The exercise
Find the lines containing the word "Wildcard" and copy every one of them.

─── Materials provided ───

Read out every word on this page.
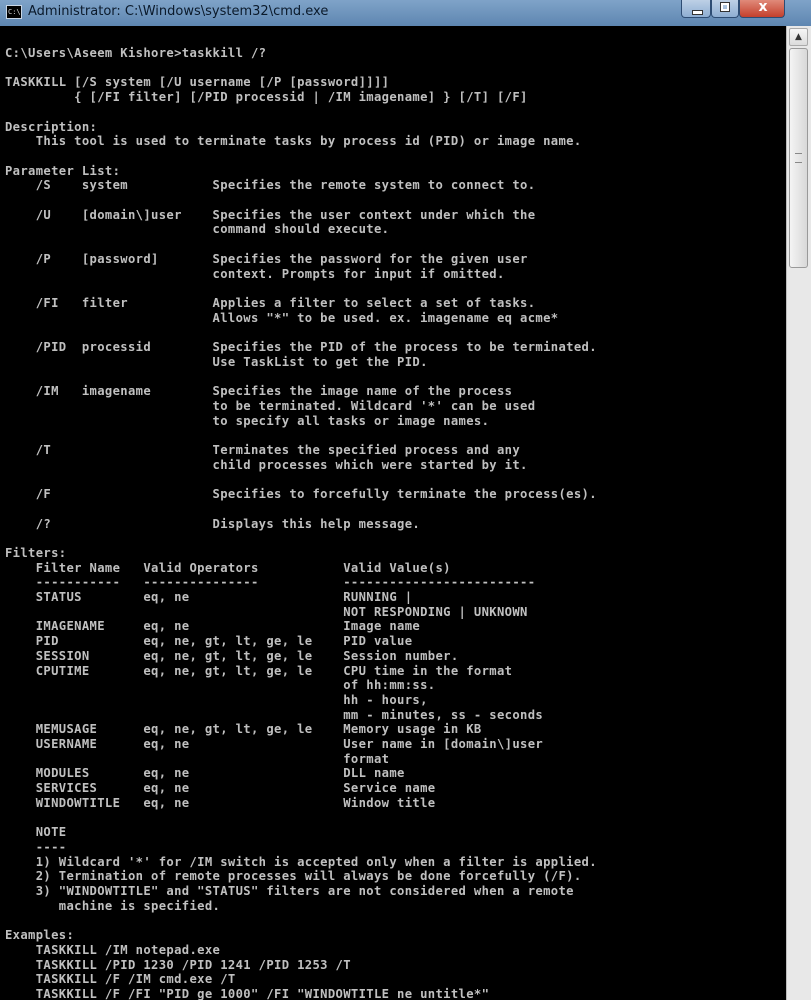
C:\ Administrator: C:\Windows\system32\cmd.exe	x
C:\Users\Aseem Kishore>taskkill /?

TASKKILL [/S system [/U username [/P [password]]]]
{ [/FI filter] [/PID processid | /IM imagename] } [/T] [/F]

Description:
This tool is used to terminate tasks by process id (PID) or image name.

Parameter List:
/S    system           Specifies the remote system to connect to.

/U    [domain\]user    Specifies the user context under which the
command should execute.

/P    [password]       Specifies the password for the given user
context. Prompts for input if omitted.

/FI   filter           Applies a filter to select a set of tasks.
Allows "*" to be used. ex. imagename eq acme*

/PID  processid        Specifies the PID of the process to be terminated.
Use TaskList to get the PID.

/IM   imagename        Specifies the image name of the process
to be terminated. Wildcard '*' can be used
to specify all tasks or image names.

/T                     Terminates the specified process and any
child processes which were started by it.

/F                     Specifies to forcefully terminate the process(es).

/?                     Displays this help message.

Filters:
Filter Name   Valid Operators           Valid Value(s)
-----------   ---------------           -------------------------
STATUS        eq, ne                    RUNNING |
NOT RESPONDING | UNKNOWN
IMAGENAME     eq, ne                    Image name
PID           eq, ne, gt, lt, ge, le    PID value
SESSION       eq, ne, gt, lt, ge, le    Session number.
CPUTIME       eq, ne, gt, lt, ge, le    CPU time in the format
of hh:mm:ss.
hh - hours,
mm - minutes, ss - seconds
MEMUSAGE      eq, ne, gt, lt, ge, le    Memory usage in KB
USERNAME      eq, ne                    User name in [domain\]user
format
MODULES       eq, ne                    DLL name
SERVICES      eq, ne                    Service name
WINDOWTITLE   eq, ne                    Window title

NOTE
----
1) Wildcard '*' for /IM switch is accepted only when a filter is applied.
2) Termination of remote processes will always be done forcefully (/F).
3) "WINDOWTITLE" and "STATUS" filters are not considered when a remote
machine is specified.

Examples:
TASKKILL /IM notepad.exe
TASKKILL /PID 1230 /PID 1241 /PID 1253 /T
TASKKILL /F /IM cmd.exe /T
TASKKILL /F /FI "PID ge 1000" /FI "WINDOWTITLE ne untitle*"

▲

───
─── Materials provided ───

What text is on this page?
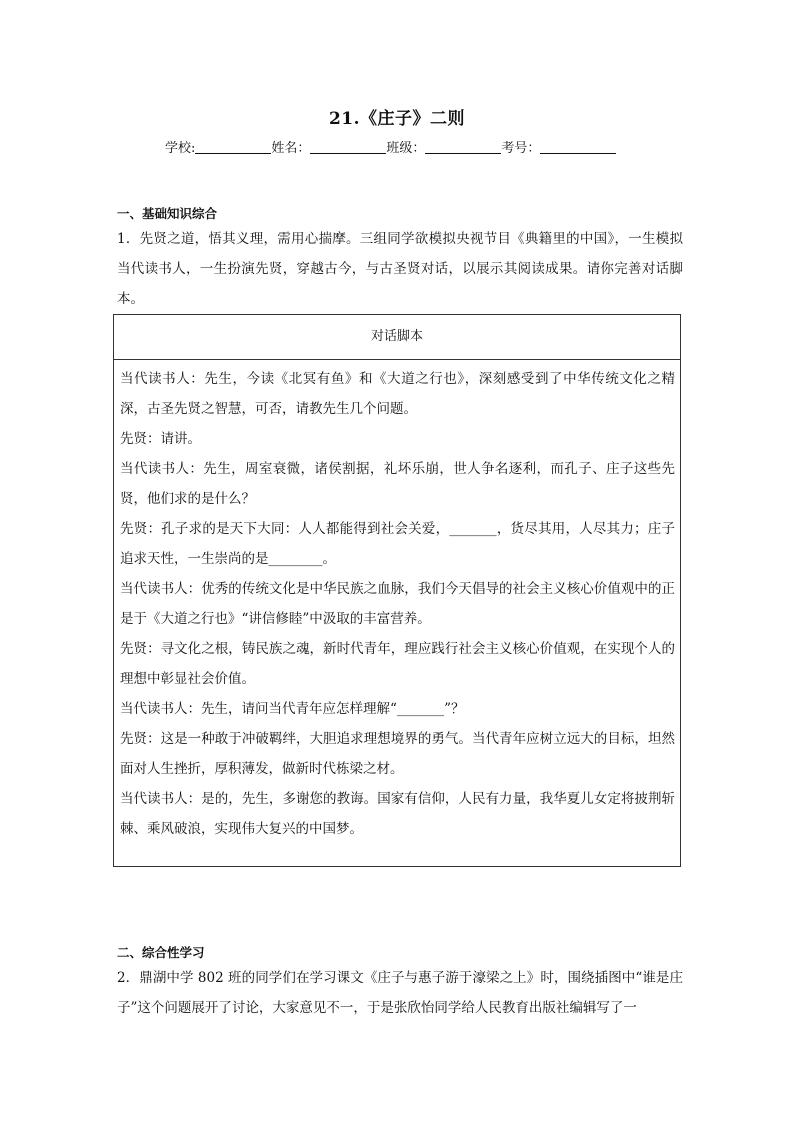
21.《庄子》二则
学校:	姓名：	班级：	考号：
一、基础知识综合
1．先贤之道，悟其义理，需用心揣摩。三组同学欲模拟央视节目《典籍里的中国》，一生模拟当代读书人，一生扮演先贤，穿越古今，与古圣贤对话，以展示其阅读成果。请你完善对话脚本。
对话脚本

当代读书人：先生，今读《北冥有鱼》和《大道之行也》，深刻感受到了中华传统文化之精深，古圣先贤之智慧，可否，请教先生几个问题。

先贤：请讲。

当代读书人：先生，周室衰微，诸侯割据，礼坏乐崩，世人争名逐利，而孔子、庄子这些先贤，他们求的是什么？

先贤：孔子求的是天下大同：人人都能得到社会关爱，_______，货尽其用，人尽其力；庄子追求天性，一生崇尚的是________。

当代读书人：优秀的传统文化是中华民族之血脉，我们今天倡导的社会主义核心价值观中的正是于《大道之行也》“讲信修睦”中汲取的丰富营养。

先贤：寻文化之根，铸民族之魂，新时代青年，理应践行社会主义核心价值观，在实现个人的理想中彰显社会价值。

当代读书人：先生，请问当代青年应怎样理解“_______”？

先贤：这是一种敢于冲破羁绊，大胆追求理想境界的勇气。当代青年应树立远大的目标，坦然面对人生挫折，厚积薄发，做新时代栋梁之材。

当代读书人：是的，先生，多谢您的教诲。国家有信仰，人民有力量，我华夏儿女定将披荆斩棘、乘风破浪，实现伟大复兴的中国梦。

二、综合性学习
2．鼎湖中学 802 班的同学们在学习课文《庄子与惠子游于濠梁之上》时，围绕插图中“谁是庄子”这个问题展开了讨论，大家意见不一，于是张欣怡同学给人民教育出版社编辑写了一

───

Reply to the exercise
to be terminated. Wildcard '*' can be used
1) Wildcard '*' for /IM switch is accepted only when a filter is applied.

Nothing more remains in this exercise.